Stated task:
Answer with one number only: the number of lines that include the word "puppy".

Records for the task:
================================
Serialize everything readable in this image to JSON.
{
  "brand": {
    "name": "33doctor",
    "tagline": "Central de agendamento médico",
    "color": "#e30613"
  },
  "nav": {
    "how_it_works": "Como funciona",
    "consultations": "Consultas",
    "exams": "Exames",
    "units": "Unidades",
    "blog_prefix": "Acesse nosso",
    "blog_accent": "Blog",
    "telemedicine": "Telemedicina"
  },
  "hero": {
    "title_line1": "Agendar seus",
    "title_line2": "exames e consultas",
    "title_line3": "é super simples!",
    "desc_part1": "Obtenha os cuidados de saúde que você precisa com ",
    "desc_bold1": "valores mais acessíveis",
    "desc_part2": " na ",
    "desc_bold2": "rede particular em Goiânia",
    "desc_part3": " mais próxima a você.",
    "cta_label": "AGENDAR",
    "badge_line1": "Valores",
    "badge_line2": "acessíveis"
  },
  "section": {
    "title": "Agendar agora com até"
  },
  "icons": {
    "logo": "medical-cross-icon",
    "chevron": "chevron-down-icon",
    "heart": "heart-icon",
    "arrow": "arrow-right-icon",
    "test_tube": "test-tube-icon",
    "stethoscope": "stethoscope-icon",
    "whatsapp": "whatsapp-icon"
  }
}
================================
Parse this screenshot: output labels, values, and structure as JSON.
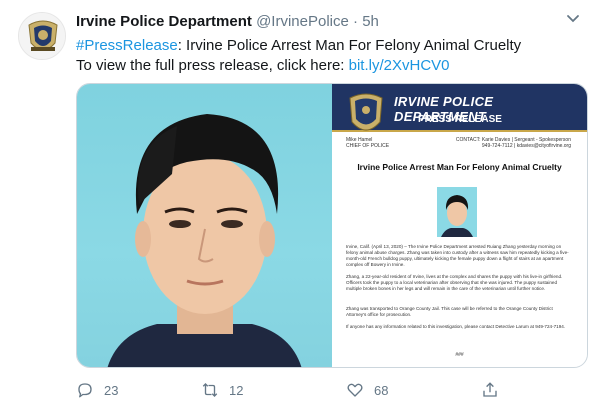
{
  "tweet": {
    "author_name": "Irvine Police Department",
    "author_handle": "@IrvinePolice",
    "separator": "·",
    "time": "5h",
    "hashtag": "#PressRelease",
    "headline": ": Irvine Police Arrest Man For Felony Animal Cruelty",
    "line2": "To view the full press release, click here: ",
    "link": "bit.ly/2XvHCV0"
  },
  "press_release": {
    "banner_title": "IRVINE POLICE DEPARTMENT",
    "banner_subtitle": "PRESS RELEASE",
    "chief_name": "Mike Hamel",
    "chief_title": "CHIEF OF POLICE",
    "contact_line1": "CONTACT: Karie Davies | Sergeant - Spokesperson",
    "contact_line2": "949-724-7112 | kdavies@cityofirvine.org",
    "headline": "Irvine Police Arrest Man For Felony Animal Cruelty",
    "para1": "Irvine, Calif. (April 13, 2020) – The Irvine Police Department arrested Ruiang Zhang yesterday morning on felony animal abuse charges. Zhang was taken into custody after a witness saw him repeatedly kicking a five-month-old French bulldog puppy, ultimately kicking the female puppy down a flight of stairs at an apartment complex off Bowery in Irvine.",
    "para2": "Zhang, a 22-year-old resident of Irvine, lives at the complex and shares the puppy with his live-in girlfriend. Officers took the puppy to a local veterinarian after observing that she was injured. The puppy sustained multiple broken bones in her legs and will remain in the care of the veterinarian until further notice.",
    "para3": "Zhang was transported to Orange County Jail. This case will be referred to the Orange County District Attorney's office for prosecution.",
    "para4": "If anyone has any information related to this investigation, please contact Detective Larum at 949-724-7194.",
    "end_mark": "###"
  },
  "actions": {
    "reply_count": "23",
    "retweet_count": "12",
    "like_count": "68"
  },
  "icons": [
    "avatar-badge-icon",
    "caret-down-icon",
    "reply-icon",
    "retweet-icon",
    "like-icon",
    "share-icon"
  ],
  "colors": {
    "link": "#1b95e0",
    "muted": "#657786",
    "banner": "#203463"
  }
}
================================
Output of the exercise:
2